┌─ EXTRACTED TEXT

For this chapter you'll need the following file, which is available for download [here](https://github.com/jacobkap/crimebythenumbers/tree/master/data): san_francisco_active_marijuana_retailers.csv.

Several recent studies have looked at the effect of marijuana dispensaries on crime around the dispensary. For these analyses they find the coordinates of each crime in the city and see if it occurred in a certain distance from the dispensary. Many crime data sets provide the coordinates of where each crime occurred, however sometimes the coordinates are missing - and other data such as marijuana dispensary locations give only the address - meaning that we need a way to find the coordinates of these locations.

## Geocoding a single address

In this chapter we will cover how to geocode addresses. Geocoding is the process of taking an address (e.g. 123 Main Street, Somewhere, CA, 12345) and getting the longitude and latitude coordinates of that address. With these coordinates we can then do spatial analyses on the data ranging from simply making a map and showing where each address is to merging these coordinates with some other spatial data (such as seeing which police district the address is in) and seeing how it relates to other variables, such as crime.

└─

• **SHORT EXERCISE 1**
According to the geocoding excerpt, why do we need a way to find the coordinates of certain locations?

┌─ RECORDS TO USE

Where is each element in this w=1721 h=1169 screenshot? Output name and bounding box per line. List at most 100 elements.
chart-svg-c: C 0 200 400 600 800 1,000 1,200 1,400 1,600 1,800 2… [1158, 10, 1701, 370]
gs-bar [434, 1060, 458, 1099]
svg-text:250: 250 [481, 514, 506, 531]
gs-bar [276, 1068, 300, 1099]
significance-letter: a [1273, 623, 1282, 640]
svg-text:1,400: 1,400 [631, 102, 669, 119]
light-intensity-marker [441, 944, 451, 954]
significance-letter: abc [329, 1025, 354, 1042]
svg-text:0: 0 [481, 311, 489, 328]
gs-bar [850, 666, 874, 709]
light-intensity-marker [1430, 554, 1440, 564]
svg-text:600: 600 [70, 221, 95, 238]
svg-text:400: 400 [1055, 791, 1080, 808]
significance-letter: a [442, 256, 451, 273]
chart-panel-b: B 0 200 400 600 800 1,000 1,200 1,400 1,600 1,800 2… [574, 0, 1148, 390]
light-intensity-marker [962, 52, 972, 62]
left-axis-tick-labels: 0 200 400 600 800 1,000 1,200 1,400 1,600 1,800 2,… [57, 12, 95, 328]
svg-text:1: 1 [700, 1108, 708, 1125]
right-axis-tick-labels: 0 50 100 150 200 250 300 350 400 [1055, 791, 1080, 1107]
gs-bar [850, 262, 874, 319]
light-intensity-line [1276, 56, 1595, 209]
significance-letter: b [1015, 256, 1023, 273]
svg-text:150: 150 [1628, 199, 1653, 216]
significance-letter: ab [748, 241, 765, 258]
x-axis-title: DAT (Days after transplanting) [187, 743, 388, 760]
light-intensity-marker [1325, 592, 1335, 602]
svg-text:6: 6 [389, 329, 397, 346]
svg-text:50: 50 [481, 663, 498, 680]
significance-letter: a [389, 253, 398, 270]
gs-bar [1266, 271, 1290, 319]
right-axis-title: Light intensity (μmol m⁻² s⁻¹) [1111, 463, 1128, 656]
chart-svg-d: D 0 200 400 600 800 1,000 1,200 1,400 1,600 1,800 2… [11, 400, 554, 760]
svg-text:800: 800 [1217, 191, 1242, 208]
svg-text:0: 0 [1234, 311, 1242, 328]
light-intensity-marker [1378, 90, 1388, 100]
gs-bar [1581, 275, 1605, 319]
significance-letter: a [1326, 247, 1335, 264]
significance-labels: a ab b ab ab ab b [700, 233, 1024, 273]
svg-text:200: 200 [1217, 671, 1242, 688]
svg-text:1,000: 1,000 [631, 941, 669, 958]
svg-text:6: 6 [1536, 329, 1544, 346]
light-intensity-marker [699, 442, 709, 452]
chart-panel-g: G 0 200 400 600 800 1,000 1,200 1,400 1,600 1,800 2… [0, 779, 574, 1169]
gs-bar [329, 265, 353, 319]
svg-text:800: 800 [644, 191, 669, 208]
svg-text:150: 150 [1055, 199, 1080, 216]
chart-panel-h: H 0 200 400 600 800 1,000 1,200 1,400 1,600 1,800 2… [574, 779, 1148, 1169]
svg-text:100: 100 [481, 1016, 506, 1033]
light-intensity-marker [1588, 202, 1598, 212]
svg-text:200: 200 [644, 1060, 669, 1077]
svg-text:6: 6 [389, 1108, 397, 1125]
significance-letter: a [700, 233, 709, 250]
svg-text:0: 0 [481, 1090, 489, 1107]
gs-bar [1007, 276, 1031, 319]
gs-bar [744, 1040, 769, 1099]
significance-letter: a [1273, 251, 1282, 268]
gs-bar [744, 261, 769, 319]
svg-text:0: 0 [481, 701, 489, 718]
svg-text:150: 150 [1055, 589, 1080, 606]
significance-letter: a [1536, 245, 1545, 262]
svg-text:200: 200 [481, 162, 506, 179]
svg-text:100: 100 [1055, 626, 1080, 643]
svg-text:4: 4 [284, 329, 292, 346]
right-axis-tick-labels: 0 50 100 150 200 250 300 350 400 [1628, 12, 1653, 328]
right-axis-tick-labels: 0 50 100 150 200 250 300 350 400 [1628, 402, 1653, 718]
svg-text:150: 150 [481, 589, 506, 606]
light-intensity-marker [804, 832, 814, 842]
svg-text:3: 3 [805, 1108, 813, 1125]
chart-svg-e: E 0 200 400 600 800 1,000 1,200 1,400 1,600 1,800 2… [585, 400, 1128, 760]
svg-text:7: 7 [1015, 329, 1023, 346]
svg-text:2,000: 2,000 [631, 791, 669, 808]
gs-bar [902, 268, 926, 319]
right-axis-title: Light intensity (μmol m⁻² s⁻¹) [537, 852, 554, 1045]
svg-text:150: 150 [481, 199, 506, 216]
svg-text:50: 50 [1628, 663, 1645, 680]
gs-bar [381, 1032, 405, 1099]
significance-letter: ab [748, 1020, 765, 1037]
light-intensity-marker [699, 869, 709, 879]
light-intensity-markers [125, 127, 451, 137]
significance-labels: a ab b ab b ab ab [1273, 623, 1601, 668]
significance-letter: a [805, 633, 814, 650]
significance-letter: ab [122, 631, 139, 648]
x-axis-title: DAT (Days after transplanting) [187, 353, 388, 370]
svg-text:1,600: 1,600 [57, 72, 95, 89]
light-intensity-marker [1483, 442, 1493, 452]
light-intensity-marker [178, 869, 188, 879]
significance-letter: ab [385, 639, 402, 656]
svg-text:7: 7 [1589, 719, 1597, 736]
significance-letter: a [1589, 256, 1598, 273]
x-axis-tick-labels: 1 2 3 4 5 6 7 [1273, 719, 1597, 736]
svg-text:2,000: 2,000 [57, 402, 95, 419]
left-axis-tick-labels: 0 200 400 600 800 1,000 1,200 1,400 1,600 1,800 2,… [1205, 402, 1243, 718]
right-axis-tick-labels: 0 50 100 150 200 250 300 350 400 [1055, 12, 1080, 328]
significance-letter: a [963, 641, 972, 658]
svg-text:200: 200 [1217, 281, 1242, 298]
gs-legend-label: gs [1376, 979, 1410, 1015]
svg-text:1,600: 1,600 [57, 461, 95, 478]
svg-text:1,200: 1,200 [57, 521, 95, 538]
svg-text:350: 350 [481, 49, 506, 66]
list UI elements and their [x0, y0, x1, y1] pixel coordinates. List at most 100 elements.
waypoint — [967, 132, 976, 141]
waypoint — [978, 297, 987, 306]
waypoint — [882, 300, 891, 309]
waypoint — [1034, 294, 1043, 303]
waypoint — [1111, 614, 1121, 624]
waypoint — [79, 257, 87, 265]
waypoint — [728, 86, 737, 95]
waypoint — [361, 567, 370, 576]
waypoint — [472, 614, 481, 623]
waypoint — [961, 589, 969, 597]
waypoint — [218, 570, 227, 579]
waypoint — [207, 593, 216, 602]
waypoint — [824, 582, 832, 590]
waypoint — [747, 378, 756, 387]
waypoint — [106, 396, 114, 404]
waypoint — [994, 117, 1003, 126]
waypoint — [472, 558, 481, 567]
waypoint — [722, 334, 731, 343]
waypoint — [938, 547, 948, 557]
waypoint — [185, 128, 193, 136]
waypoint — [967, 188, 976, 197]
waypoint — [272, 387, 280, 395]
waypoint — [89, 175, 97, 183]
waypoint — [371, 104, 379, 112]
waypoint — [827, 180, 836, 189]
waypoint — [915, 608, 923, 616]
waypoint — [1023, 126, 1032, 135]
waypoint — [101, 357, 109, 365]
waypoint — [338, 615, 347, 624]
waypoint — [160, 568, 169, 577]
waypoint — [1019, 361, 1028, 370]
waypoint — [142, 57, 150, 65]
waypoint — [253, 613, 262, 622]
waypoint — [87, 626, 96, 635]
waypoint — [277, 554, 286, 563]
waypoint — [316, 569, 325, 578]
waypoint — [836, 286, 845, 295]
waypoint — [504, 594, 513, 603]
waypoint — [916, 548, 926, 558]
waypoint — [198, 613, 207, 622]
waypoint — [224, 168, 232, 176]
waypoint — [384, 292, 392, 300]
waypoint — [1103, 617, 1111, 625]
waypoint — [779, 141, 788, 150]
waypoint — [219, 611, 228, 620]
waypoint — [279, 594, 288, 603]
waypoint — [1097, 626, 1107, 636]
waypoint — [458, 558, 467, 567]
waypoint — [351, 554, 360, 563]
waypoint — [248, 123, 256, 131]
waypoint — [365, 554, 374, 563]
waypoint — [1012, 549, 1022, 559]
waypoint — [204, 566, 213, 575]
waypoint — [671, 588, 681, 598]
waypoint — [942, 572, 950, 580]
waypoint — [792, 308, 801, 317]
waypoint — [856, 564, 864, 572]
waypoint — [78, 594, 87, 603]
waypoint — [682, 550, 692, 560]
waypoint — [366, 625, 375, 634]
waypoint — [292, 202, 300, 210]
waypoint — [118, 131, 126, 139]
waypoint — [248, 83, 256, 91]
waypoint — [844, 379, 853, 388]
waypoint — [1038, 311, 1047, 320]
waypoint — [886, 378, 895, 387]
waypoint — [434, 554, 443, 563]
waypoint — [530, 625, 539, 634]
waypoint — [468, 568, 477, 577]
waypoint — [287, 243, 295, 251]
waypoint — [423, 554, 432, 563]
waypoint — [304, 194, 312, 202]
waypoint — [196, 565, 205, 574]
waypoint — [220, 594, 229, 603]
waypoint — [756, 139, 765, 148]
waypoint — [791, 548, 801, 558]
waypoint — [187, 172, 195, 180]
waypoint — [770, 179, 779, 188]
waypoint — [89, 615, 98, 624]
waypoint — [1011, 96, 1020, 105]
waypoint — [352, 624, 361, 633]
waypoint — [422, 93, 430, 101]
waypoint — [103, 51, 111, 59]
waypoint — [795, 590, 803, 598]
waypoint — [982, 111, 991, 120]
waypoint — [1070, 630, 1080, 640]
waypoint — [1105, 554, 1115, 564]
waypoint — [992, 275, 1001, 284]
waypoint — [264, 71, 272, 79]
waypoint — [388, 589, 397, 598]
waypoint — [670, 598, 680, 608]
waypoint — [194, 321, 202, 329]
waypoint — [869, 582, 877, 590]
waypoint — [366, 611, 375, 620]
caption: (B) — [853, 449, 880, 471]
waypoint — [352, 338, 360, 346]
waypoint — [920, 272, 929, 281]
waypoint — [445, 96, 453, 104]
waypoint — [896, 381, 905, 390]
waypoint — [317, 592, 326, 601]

└─

• **SHORT EXERCISE 2**
Copy the records word for word, starting with their first line and going on through the line that contains "svg-text:400: 400 [1055, 791, 1080, 808]".

• **COMPLETE ANSWER 1**
Crime data sets sometimes lack coordinates, and other data, such as marijuana dispensary locations, give only an address. Coordinates are still needed, for example to check whether a crime occurred within a certain distance of a dispensary.

• **COMPLETE ANSWER 2**
Where is each element in this w=1721 h=1169 screenshot? Output name and bounding box per line. List at most 100 elements.
chart-svg-c: C 0 200 400 600 800 1,000 1,200 1,400 1,600 1,800 2… [1158, 10, 1701, 370]
gs-bar [434, 1060, 458, 1099]
svg-text:250: 250 [481, 514, 506, 531]
gs-bar [276, 1068, 300, 1099]
significance-letter: a [1273, 623, 1282, 640]
svg-text:1,400: 1,400 [631, 102, 669, 119]
light-intensity-marker [441, 944, 451, 954]
significance-letter: abc [329, 1025, 354, 1042]
svg-text:0: 0 [481, 311, 489, 328]
gs-bar [850, 666, 874, 709]
light-intensity-marker [1430, 554, 1440, 564]
svg-text:600: 600 [70, 221, 95, 238]
svg-text:400: 400 [1055, 791, 1080, 808]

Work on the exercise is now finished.